#### LISTED RECORDS

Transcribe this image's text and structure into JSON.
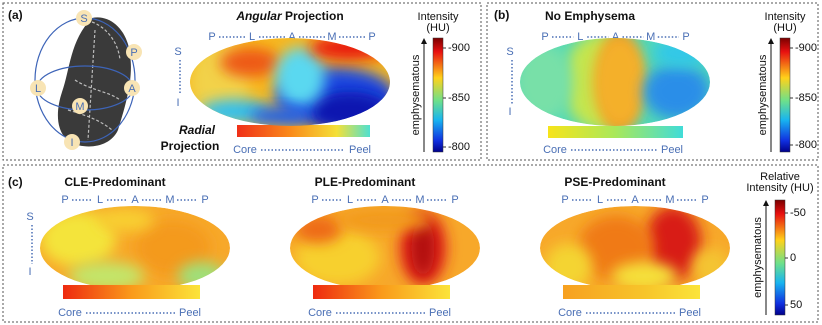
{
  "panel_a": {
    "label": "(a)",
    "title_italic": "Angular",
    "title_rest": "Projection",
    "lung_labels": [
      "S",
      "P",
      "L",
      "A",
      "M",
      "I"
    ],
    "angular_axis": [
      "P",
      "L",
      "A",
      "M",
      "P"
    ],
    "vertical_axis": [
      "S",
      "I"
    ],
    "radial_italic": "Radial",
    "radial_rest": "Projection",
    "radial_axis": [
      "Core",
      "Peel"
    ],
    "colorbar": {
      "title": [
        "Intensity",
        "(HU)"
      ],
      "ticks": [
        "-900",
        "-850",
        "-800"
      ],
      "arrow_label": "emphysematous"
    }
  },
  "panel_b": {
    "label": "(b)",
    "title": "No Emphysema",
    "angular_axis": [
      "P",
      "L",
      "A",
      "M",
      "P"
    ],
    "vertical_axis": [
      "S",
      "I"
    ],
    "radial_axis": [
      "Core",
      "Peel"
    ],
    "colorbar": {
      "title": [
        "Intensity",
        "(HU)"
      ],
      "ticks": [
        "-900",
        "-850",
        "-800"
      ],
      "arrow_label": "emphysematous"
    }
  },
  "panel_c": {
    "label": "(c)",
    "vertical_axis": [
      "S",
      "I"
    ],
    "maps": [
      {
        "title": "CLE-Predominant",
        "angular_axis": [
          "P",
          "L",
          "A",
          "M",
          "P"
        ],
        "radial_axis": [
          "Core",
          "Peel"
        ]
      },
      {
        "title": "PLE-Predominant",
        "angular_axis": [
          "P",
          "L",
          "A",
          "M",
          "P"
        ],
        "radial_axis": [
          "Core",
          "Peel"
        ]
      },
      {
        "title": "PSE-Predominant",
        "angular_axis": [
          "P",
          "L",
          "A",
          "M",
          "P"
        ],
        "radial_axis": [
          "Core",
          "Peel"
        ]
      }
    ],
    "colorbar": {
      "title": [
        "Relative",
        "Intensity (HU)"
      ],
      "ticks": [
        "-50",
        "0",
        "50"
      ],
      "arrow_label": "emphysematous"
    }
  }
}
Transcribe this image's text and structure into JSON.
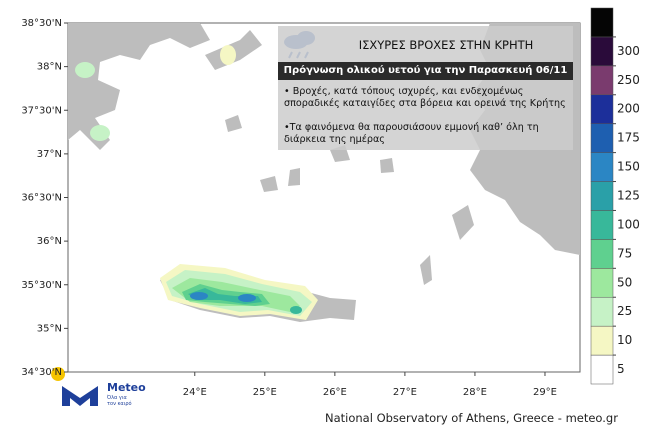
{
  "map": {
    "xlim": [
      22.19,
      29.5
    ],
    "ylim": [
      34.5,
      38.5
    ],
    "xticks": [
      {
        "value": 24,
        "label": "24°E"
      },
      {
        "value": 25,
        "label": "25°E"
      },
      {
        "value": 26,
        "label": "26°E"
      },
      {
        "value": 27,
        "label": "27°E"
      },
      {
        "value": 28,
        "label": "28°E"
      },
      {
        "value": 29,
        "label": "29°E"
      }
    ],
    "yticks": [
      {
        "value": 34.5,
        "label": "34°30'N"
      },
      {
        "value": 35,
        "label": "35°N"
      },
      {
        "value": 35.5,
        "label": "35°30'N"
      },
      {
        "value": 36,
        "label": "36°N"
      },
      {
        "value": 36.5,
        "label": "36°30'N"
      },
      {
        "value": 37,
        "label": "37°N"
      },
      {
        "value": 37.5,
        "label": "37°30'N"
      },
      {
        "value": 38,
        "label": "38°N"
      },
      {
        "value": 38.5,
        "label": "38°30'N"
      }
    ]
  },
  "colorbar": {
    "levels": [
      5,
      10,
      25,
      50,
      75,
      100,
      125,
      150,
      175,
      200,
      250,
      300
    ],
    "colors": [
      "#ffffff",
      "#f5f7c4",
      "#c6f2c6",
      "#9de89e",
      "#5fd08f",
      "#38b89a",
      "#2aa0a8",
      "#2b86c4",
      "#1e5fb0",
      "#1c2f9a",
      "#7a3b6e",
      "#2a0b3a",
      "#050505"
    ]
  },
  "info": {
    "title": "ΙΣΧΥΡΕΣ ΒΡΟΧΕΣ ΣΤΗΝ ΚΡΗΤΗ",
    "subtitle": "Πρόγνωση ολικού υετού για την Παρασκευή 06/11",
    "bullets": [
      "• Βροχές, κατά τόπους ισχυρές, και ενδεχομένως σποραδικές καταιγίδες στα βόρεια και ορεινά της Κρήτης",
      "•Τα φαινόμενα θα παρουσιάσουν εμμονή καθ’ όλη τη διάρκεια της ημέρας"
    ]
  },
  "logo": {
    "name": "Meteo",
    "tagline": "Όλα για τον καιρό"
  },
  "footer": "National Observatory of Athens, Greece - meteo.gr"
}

########
#### LISTED RECORDS

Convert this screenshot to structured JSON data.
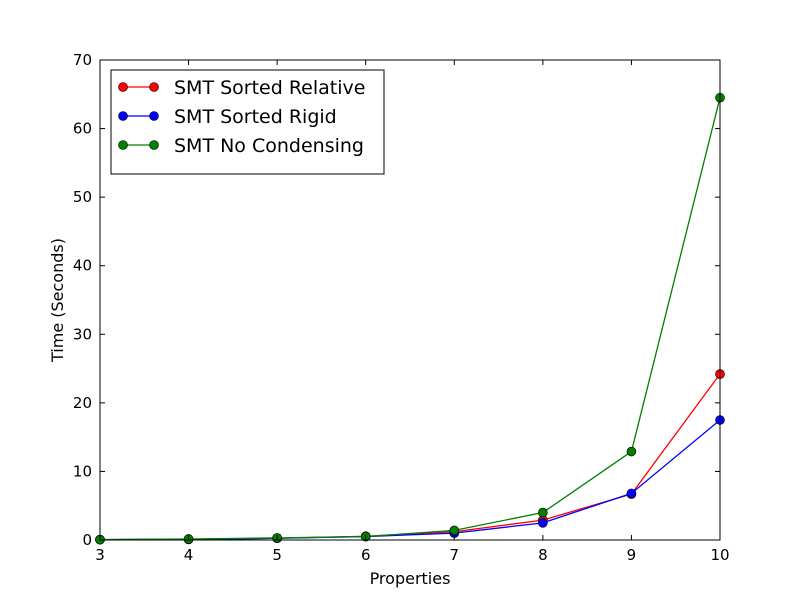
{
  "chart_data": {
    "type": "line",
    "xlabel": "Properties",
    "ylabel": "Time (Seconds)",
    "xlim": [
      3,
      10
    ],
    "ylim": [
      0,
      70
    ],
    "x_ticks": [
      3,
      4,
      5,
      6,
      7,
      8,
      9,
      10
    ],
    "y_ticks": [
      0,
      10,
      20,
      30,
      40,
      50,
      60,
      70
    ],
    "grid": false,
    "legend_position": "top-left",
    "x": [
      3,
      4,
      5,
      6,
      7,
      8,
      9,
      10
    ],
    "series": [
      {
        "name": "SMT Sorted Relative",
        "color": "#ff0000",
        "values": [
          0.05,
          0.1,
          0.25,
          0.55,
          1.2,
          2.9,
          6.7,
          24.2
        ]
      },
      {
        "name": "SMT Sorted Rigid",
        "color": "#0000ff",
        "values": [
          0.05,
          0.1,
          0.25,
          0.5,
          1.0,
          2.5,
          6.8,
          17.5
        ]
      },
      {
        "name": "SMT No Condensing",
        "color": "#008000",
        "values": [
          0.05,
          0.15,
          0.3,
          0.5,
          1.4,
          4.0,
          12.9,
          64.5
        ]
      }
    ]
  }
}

########
#### LISTED RECORDS

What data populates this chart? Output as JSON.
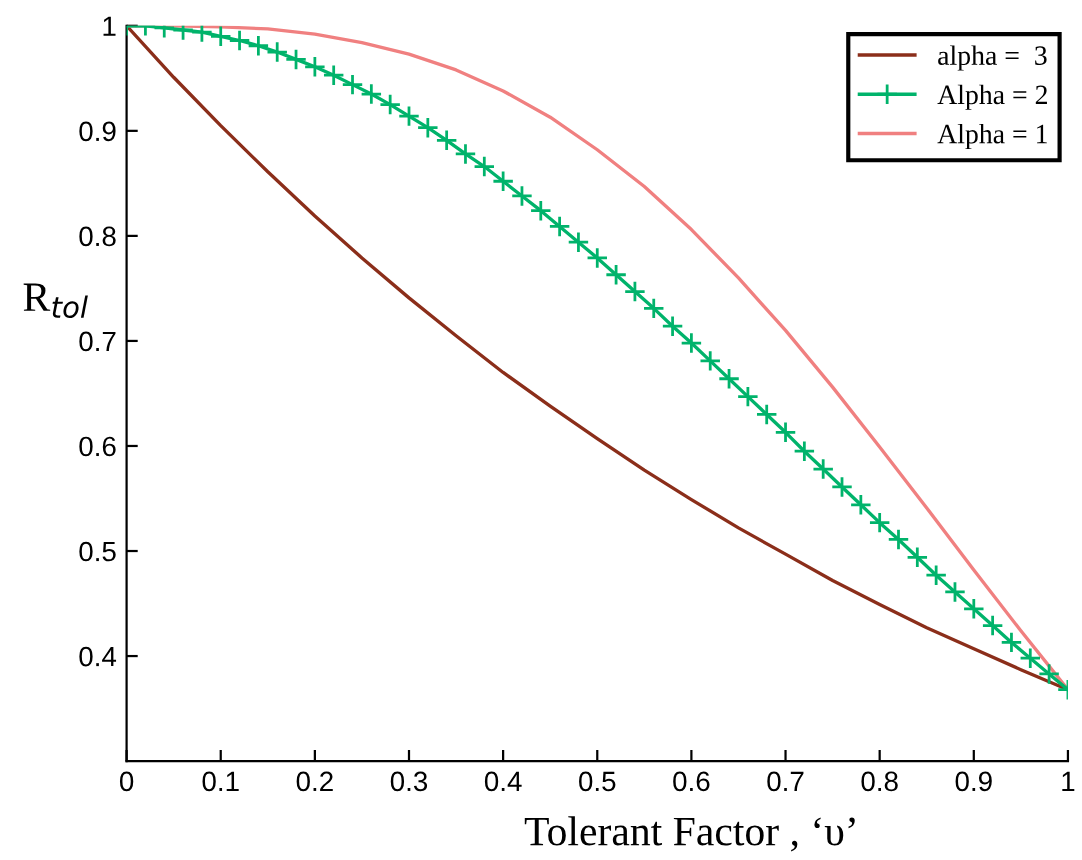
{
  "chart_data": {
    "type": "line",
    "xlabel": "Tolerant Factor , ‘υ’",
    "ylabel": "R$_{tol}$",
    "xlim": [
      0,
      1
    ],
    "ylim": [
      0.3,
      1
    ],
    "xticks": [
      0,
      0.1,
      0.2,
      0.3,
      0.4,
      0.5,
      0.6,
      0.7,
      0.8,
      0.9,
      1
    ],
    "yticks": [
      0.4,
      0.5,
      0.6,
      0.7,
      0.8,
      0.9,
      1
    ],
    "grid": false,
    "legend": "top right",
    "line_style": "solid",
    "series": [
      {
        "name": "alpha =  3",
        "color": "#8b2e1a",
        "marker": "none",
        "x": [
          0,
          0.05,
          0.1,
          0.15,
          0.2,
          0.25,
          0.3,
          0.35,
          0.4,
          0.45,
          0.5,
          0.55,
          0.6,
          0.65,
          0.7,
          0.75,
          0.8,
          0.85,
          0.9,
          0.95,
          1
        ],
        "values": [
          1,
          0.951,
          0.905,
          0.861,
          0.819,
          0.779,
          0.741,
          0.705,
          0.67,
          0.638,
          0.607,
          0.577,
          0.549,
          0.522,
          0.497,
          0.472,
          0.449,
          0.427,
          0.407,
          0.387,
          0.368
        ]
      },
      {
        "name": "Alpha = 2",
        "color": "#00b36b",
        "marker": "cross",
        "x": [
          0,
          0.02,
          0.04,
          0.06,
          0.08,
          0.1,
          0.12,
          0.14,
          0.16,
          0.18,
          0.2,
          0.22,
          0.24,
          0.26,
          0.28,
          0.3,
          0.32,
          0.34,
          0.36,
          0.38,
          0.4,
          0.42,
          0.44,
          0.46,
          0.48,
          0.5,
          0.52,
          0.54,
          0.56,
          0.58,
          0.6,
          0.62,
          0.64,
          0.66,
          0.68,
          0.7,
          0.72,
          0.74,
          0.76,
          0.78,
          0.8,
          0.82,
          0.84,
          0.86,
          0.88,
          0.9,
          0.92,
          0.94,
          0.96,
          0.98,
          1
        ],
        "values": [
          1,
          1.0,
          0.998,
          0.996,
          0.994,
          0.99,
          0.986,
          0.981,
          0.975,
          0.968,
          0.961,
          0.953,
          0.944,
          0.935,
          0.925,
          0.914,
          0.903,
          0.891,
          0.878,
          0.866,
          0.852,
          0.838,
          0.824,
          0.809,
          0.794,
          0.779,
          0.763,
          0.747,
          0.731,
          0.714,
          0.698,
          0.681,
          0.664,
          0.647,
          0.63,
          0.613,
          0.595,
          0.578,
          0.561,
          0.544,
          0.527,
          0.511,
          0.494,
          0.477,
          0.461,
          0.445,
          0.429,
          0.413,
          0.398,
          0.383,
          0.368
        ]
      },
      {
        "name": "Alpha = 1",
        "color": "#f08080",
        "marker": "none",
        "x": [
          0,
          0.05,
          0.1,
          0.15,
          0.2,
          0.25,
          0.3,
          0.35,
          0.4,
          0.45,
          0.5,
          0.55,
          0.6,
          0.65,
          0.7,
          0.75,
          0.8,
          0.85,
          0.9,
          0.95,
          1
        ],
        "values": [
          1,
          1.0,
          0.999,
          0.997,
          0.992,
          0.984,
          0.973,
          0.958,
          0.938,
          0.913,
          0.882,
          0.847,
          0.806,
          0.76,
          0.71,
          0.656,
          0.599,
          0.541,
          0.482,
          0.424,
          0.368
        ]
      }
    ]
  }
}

########

Show every line of the records above that contains the word "Predominant".

        "title": "CLE-Predominant",
        "title": "PLE-Predominant",
        "title": "PSE-Predominant",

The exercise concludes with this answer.